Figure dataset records
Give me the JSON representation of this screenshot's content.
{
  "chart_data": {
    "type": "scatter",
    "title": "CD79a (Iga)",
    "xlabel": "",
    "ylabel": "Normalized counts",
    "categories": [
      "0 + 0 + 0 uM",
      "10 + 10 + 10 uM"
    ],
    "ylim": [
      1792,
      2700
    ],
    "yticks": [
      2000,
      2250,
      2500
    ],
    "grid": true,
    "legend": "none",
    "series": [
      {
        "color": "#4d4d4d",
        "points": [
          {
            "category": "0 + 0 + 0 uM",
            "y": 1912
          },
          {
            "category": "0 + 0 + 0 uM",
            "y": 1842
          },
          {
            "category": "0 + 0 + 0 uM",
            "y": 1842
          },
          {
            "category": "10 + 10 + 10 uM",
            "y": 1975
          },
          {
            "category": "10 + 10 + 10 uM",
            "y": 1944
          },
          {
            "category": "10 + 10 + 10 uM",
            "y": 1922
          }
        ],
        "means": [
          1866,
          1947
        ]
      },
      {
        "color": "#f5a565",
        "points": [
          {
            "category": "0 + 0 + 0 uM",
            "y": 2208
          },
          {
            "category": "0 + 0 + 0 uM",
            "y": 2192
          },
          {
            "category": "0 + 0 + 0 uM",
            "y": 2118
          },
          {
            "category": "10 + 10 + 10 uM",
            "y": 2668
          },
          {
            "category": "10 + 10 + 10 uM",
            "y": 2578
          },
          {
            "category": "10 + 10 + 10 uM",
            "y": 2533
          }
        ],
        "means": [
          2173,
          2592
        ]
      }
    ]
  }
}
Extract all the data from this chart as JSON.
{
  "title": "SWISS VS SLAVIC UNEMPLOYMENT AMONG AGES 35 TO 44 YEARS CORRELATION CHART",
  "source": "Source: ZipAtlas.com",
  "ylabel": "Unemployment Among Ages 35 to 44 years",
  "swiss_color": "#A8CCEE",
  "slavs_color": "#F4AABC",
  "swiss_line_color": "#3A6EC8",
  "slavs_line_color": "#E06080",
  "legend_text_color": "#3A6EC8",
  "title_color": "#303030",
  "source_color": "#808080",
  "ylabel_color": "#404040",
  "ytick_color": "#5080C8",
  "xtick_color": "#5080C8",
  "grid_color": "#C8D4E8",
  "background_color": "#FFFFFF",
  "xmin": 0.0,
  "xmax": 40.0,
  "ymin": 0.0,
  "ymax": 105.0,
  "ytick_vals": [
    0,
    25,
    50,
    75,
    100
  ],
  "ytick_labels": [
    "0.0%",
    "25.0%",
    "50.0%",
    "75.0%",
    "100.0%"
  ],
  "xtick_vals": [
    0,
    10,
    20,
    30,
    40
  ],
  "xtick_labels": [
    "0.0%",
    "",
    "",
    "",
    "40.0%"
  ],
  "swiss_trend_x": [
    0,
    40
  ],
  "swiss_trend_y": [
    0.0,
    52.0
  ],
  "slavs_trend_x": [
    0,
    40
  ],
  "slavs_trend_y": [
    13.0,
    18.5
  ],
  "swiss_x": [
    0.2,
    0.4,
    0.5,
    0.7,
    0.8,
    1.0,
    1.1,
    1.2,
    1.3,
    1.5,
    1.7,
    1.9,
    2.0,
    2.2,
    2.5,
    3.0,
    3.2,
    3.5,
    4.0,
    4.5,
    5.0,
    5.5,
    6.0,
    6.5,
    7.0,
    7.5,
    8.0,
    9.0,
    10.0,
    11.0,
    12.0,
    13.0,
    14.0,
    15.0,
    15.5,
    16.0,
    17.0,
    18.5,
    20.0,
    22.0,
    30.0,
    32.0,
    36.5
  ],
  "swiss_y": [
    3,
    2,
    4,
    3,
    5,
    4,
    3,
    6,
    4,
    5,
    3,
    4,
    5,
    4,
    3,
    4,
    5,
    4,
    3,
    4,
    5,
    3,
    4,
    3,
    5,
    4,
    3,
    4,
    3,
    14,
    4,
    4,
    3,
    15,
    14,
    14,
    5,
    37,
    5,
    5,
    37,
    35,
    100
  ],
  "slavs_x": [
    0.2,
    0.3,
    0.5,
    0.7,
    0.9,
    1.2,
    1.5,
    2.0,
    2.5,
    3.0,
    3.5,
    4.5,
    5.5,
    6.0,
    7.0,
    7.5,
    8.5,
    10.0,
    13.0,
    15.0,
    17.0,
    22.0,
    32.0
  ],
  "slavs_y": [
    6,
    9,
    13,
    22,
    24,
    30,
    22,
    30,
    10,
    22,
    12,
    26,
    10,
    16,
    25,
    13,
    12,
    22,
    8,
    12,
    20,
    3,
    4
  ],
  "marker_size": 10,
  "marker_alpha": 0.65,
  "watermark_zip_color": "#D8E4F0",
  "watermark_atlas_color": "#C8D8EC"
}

**WORK INSTRUCTIONS**
Copy down the whole of the data above, matching it exactly.

**TASK OUTPUT**
Give me the JSON representation of this screenshot's content.
{
  "chart_data": {
    "type": "scatter",
    "title": "CD79a (Iga)",
    "xlabel": "",
    "ylabel": "Normalized counts",
    "categories": [
      "0 + 0 + 0 uM",
      "10 + 10 + 10 uM"
    ],
    "ylim": [
      1792,
      2700
    ],
    "yticks": [
      2000,
      2250,
      2500
    ],
    "grid": true,
    "legend": "none",
    "series": [
      {
        "color": "#4d4d4d",
        "points": [
          {
            "category": "0 + 0 + 0 uM",
            "y": 1912
          },
          {
            "category": "0 + 0 + 0 uM",
            "y": 1842
          },
          {
            "category": "0 + 0 + 0 uM",
            "y": 1842
          },
          {
            "category": "10 + 10 + 10 uM",
            "y": 1975
          },
          {
            "category": "10 + 10 + 10 uM",
            "y": 1944
          },
          {
            "category": "10 + 10 + 10 uM",
            "y": 1922
          }
        ],
        "means": [
          1866,
          1947
        ]
      },
      {
        "color": "#f5a565",
        "points": [
          {
            "category": "0 + 0 + 0 uM",
            "y": 2208
          },
          {
            "category": "0 + 0 + 0 uM",
            "y": 2192
          },
          {
            "category": "0 + 0 + 0 uM",
            "y": 2118
          },
          {
            "category": "10 + 10 + 10 uM",
            "y": 2668
          },
          {
            "category": "10 + 10 + 10 uM",
            "y": 2578
          },
          {
            "category": "10 + 10 + 10 uM",
            "y": 2533
          }
        ],
        "means": [
          2173,
          2592
        ]
      }
    ]
  }
}
Extract all the data from this chart as JSON.
{
  "title": "SWISS VS SLAVIC UNEMPLOYMENT AMONG AGES 35 TO 44 YEARS CORRELATION CHART",
  "source": "Source: ZipAtlas.com",
  "ylabel": "Unemployment Among Ages 35 to 44 years",
  "swiss_color": "#A8CCEE",
  "slavs_color": "#F4AABC",
  "swiss_line_color": "#3A6EC8",
  "slavs_line_color": "#E06080",
  "legend_text_color": "#3A6EC8",
  "title_color": "#303030",
  "source_color": "#808080",
  "ylabel_color": "#404040",
  "ytick_color": "#5080C8",
  "xtick_color": "#5080C8",
  "grid_color": "#C8D4E8",
  "background_color": "#FFFFFF",
  "xmin": 0.0,
  "xmax": 40.0,
  "ymin": 0.0,
  "ymax": 105.0,
  "ytick_vals": [
    0,
    25,
    50,
    75,
    100
  ],
  "ytick_labels": [
    "0.0%",
    "25.0%",
    "50.0%",
    "75.0%",
    "100.0%"
  ],
  "xtick_vals": [
    0,
    10,
    20,
    30,
    40
  ],
  "xtick_labels": [
    "0.0%",
    "",
    "",
    "",
    "40.0%"
  ],
  "swiss_trend_x": [
    0,
    40
  ],
  "swiss_trend_y": [
    0.0,
    52.0
  ],
  "slavs_trend_x": [
    0,
    40
  ],
  "slavs_trend_y": [
    13.0,
    18.5
  ],
  "swiss_x": [
    0.2,
    0.4,
    0.5,
    0.7,
    0.8,
    1.0,
    1.1,
    1.2,
    1.3,
    1.5,
    1.7,
    1.9,
    2.0,
    2.2,
    2.5,
    3.0,
    3.2,
    3.5,
    4.0,
    4.5,
    5.0,
    5.5,
    6.0,
    6.5,
    7.0,
    7.5,
    8.0,
    9.0,
    10.0,
    11.0,
    12.0,
    13.0,
    14.0,
    15.0,
    15.5,
    16.0,
    17.0,
    18.5,
    20.0,
    22.0,
    30.0,
    32.0,
    36.5
  ],
  "swiss_y": [
    3,
    2,
    4,
    3,
    5,
    4,
    3,
    6,
    4,
    5,
    3,
    4,
    5,
    4,
    3,
    4,
    5,
    4,
    3,
    4,
    5,
    3,
    4,
    3,
    5,
    4,
    3,
    4,
    3,
    14,
    4,
    4,
    3,
    15,
    14,
    14,
    5,
    37,
    5,
    5,
    37,
    35,
    100
  ],
  "slavs_x": [
    0.2,
    0.3,
    0.5,
    0.7,
    0.9,
    1.2,
    1.5,
    2.0,
    2.5,
    3.0,
    3.5,
    4.5,
    5.5,
    6.0,
    7.0,
    7.5,
    8.5,
    10.0,
    13.0,
    15.0,
    17.0,
    22.0,
    32.0
  ],
  "slavs_y": [
    6,
    9,
    13,
    22,
    24,
    30,
    22,
    30,
    10,
    22,
    12,
    26,
    10,
    16,
    25,
    13,
    12,
    22,
    8,
    12,
    20,
    3,
    4
  ],
  "marker_size": 10,
  "marker_alpha": 0.65,
  "watermark_zip_color": "#D8E4F0",
  "watermark_atlas_color": "#C8D8EC"
}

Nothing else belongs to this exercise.